_What is expected_
Collect from the data below each line with "silver".

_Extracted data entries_
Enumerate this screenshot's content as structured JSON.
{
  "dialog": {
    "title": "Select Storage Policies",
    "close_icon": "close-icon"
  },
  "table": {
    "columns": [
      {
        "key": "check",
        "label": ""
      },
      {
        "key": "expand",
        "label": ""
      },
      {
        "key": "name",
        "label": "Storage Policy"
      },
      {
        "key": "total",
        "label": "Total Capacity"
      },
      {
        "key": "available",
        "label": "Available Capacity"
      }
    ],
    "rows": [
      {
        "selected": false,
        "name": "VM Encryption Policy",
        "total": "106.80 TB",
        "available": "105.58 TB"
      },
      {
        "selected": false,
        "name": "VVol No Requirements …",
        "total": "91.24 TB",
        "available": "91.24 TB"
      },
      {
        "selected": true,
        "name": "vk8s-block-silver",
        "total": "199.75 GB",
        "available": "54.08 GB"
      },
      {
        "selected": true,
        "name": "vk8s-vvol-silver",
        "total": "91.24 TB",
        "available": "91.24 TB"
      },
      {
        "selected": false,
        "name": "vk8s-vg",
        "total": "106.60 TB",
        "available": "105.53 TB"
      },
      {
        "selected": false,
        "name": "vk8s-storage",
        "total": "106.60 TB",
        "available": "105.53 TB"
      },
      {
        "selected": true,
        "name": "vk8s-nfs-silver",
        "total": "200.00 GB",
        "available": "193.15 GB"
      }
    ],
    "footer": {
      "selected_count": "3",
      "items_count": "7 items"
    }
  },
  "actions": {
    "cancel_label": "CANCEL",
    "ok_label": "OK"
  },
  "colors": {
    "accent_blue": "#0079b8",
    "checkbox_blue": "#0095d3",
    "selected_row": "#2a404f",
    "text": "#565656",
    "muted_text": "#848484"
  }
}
...
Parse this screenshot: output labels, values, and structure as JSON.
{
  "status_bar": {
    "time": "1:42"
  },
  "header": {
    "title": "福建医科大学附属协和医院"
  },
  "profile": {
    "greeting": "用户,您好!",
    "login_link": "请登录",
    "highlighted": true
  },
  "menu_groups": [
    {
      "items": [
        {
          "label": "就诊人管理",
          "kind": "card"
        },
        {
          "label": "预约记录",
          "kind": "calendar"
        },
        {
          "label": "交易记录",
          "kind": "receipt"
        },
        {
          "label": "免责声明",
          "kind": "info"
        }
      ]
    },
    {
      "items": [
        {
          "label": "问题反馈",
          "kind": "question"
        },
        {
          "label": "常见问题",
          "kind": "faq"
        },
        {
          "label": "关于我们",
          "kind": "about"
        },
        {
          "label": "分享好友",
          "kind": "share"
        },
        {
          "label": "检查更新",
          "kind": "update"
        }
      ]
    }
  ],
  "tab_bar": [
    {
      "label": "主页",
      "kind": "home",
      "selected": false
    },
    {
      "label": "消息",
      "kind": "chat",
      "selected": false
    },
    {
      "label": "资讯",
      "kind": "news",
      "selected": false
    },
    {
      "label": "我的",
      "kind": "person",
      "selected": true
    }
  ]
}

_Problem solution_
        "name": "vk8s-block-silver",
        "name": "vk8s-vvol-silver",
        "name": "vk8s-nfs-silver",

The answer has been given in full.